- **SHORT PROBLEM**: In the entries that follow, how many lines hold the string "Carcinoma"? Give only that number.

- **RECORDS**:

###

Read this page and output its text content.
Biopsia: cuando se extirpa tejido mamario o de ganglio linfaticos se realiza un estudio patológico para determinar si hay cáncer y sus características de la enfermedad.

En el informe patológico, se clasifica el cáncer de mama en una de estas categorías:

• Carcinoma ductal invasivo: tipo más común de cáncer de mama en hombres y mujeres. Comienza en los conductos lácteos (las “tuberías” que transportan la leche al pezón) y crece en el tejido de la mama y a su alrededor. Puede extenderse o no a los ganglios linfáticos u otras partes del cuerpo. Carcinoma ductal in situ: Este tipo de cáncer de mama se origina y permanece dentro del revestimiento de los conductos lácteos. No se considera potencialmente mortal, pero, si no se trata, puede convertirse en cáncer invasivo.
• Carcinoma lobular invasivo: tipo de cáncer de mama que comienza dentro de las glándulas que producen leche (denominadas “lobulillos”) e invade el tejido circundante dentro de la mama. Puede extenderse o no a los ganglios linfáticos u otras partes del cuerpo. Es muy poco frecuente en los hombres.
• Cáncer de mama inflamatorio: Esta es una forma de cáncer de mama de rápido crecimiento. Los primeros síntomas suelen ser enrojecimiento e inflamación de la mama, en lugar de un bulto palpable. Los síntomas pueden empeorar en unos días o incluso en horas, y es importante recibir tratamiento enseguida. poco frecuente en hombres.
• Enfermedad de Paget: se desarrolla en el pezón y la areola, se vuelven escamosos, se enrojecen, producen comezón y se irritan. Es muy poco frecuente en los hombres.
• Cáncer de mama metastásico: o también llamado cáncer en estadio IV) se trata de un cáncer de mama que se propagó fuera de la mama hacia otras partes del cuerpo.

###

- **WRITTEN SOLUTION**: 2